** Start of Supplied records **

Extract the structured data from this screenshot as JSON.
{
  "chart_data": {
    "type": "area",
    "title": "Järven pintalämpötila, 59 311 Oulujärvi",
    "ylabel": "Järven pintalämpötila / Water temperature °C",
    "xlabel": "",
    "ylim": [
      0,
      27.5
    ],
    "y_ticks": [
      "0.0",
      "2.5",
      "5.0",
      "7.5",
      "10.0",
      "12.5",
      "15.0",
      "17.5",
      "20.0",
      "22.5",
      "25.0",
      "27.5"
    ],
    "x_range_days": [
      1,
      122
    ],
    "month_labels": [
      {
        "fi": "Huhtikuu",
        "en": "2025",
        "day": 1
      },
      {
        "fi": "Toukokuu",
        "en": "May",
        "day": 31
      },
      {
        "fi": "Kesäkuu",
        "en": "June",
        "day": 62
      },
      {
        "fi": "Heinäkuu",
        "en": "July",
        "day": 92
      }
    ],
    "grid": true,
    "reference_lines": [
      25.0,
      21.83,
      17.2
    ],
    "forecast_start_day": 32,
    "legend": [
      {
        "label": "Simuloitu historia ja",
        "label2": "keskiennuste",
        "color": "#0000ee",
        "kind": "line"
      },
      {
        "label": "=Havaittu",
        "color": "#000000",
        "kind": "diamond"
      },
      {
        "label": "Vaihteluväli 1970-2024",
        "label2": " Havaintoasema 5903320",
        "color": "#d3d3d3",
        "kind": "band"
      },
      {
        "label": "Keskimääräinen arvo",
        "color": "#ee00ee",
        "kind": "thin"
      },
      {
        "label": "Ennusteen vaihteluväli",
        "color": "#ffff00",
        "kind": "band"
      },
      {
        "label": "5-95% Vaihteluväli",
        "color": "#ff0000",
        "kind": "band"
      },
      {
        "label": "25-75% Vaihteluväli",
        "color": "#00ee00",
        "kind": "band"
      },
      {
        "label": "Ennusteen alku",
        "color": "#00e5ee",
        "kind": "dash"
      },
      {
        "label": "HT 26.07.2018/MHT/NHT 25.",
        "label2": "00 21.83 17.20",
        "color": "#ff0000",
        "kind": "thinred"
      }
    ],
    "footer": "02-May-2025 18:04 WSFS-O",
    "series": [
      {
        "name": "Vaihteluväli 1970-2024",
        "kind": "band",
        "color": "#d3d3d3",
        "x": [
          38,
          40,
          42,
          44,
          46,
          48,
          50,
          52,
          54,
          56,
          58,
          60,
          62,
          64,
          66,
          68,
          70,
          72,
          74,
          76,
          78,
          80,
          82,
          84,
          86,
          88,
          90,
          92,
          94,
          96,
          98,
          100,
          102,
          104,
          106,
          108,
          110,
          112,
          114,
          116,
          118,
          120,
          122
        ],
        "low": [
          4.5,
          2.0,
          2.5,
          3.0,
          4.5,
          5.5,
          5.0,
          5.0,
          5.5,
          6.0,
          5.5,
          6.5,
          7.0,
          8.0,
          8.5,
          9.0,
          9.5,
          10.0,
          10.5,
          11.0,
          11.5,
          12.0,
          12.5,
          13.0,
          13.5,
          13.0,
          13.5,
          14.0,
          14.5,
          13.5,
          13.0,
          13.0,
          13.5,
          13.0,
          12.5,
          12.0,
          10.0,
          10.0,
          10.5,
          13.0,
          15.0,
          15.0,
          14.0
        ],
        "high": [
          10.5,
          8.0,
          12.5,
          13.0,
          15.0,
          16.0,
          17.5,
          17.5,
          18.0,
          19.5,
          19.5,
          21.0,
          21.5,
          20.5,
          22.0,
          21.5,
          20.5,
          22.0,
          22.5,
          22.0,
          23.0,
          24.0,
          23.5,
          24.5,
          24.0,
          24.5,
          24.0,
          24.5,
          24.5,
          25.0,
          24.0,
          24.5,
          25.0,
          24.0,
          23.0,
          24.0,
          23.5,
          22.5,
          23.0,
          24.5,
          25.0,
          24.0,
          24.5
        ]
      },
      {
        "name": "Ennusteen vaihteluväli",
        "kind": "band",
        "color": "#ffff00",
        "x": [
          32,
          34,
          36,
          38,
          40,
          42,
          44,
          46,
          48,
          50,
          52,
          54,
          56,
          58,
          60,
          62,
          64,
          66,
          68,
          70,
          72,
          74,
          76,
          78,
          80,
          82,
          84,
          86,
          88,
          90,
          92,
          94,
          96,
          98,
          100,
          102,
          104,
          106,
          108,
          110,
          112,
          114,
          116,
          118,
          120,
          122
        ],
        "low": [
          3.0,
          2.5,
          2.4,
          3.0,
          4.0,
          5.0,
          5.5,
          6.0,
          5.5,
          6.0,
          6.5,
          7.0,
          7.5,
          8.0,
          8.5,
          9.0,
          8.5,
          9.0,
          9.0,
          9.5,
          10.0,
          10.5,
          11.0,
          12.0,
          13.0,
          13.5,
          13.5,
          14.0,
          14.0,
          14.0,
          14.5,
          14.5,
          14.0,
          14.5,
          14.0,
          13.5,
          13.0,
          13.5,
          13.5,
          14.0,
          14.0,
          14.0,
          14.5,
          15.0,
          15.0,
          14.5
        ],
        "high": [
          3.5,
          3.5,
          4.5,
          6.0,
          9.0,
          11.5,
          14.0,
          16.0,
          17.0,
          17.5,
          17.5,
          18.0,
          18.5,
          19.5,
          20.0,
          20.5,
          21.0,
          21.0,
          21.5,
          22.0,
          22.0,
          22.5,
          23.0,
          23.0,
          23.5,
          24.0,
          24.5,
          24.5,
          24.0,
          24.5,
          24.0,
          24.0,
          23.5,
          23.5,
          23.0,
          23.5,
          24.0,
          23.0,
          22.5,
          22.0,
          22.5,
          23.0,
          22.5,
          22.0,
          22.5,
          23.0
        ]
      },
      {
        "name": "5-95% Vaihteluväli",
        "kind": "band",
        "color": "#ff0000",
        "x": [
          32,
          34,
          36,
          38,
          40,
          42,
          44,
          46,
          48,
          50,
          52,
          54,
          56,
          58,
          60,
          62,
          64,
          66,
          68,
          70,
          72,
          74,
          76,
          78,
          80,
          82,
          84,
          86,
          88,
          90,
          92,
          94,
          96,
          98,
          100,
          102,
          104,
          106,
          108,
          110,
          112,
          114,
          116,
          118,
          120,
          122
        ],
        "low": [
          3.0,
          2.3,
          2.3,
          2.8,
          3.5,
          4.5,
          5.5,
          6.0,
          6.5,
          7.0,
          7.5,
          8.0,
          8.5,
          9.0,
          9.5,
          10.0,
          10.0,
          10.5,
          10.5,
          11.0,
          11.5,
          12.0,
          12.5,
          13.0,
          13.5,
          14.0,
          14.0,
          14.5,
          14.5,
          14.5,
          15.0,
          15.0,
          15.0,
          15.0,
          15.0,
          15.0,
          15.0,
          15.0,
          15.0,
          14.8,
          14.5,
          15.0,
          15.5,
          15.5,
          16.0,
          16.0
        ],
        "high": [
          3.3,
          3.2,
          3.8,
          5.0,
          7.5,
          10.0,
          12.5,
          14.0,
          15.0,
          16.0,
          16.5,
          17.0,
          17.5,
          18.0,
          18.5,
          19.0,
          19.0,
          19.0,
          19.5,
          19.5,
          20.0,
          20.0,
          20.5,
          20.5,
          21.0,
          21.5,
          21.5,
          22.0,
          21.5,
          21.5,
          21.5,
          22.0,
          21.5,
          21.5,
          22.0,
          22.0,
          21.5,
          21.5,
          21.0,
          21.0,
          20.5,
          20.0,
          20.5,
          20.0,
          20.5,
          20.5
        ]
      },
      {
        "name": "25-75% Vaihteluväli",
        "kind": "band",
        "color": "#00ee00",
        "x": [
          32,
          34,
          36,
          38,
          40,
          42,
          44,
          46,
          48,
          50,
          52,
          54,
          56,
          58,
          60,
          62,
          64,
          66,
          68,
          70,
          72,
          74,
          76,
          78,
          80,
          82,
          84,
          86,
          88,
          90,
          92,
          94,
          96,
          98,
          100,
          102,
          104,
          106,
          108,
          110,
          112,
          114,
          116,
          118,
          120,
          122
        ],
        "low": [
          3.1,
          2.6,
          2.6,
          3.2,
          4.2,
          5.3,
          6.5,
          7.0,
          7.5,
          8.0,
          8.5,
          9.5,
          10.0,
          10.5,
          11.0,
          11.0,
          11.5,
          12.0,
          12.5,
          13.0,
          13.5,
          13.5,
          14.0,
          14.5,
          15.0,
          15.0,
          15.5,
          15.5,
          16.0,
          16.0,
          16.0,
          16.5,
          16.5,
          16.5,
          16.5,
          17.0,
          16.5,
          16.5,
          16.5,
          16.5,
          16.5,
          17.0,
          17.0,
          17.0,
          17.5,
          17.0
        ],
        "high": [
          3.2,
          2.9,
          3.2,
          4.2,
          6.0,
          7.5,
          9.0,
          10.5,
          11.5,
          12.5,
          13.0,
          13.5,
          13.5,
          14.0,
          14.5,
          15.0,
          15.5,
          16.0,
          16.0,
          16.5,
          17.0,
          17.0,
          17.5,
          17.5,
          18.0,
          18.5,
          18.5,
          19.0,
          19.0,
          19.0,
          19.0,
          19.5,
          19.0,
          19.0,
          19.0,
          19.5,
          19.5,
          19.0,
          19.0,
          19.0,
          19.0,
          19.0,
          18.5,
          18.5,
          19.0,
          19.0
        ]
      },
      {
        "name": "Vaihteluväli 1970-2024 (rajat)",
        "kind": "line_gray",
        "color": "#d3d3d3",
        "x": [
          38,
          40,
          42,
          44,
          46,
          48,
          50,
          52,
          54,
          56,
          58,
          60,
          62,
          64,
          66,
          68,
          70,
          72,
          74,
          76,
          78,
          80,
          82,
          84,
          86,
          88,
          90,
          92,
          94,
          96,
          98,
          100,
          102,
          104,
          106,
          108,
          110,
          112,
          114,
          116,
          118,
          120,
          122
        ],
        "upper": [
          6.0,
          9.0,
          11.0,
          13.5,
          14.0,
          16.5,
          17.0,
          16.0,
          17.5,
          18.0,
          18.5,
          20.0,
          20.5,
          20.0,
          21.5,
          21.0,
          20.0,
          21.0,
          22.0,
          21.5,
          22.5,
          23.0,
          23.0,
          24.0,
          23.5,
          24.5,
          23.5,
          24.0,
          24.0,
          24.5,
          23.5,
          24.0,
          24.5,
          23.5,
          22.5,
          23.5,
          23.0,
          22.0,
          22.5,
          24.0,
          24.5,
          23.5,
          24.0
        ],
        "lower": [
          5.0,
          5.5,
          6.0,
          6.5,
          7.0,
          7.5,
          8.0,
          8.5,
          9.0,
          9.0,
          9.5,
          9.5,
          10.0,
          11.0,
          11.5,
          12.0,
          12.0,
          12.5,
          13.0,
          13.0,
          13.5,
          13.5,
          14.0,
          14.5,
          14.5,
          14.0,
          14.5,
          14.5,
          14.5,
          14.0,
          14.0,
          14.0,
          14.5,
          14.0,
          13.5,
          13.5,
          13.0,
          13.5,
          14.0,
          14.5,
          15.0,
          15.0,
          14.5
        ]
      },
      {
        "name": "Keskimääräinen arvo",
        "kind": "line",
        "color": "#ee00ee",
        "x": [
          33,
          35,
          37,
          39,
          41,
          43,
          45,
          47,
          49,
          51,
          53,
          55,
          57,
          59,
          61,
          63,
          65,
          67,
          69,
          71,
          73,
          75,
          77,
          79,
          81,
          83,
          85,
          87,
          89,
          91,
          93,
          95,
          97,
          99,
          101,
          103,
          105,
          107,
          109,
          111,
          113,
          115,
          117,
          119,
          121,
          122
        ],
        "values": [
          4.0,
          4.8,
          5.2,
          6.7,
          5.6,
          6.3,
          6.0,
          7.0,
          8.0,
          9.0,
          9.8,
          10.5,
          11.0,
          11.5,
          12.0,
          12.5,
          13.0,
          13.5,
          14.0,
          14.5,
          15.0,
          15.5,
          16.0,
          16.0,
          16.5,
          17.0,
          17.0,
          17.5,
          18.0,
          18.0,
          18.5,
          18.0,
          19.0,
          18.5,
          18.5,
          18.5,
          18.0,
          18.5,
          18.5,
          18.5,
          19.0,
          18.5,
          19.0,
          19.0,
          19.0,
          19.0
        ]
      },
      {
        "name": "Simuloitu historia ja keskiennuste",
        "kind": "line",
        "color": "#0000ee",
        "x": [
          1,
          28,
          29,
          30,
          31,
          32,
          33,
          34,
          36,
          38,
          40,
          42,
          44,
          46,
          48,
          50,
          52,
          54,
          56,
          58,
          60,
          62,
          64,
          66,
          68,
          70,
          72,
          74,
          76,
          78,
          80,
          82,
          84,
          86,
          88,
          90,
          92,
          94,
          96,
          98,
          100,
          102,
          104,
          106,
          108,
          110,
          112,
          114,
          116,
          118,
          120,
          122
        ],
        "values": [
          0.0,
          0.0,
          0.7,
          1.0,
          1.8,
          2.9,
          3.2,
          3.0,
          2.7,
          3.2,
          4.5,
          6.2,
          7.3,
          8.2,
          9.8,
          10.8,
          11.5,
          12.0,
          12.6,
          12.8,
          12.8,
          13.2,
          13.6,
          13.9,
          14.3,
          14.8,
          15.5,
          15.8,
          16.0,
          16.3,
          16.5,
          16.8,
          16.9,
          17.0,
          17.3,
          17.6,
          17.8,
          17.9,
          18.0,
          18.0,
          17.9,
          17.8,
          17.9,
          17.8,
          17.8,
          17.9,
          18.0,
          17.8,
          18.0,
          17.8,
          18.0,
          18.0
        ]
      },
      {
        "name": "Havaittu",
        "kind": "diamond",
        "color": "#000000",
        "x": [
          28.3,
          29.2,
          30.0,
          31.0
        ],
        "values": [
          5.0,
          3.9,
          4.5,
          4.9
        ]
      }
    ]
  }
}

** End of Supplied records **

Count how many lines include the string "arvo". Nothing but the number is needed.

» **Result**
2